## Work to be completed
Pull out everything from the start of the entries below down to the line containing "xtick-label-0: 03:50 <box>169 1411", both ends included, and copy those lines word for word.

begin Supplied records

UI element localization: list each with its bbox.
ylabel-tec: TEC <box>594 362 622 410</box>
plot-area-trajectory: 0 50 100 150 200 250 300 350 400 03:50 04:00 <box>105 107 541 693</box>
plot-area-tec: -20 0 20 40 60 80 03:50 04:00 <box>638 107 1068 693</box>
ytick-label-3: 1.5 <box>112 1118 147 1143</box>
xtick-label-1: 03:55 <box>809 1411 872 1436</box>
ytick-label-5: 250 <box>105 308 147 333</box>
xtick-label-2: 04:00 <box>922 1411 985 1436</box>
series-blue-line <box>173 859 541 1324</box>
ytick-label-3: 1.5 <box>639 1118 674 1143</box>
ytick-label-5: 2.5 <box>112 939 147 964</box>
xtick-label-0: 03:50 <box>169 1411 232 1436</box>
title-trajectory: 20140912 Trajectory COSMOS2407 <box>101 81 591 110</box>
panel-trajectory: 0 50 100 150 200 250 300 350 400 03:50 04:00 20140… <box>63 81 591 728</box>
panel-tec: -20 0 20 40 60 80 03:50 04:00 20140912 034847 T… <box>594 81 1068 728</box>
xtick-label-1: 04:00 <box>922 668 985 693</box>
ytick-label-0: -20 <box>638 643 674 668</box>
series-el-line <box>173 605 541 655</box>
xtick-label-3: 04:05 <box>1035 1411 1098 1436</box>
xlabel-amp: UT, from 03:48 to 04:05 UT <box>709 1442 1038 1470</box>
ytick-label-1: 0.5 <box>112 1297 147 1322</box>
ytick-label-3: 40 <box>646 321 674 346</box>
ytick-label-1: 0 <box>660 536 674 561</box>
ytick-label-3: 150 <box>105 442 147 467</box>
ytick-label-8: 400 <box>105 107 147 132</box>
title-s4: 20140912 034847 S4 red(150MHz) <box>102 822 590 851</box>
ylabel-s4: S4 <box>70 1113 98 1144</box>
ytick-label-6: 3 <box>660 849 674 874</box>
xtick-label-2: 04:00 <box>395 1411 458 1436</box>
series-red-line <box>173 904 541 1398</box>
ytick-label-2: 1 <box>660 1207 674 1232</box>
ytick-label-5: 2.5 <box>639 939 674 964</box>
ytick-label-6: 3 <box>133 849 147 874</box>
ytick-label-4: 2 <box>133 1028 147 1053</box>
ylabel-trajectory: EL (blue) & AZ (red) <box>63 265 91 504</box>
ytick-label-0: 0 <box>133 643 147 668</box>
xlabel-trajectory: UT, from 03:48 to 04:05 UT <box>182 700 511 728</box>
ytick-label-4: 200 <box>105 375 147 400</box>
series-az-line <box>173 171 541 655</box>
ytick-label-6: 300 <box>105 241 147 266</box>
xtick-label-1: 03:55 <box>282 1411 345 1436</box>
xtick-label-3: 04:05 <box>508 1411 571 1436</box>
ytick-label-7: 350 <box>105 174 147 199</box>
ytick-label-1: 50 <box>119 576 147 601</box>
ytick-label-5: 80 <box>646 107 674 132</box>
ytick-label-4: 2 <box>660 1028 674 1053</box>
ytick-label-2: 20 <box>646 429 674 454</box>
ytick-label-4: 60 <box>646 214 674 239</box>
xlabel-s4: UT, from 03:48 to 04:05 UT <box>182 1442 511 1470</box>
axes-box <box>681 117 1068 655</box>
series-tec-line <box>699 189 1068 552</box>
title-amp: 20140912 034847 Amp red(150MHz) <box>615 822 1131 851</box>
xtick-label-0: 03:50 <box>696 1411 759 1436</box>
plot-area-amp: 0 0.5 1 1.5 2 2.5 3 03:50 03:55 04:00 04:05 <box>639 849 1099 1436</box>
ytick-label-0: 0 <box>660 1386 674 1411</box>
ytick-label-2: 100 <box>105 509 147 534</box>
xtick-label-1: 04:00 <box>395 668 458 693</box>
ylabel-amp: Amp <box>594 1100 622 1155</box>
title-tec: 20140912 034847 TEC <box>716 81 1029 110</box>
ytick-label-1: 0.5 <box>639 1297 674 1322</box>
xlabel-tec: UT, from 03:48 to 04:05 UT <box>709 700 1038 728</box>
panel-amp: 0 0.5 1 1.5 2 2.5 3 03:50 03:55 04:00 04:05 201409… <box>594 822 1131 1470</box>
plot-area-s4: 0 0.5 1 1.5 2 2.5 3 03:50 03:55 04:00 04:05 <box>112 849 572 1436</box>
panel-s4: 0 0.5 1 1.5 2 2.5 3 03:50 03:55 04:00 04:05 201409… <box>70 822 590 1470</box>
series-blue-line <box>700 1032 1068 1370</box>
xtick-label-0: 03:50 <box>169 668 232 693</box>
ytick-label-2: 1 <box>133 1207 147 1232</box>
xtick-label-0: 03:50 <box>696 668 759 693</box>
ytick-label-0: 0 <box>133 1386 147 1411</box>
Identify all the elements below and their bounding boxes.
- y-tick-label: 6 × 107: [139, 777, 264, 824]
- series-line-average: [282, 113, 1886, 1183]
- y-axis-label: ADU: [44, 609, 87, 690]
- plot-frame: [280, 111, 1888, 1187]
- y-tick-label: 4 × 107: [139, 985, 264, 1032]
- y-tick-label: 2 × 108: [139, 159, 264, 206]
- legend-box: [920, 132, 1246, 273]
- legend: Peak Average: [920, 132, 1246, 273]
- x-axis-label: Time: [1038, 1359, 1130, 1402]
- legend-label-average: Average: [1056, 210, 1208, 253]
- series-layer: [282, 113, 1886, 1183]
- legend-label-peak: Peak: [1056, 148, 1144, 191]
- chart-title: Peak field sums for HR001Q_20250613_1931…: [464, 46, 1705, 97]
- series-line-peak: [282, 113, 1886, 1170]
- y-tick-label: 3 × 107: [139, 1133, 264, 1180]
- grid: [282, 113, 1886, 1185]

end Supplied records

## Final result
UI element localization: list each with its bbox.
ylabel-tec: TEC <box>594 362 622 410</box>
plot-area-trajectory: 0 50 100 150 200 250 300 350 400 03:50 04:00 <box>105 107 541 693</box>
plot-area-tec: -20 0 20 40 60 80 03:50 04:00 <box>638 107 1068 693</box>
ytick-label-3: 1.5 <box>112 1118 147 1143</box>
xtick-label-1: 03:55 <box>809 1411 872 1436</box>
ytick-label-5: 250 <box>105 308 147 333</box>
xtick-label-2: 04:00 <box>922 1411 985 1436</box>
series-blue-line <box>173 859 541 1324</box>
ytick-label-3: 1.5 <box>639 1118 674 1143</box>
ytick-label-5: 2.5 <box>112 939 147 964</box>
xtick-label-0: 03:50 <box>169 1411 232 1436</box>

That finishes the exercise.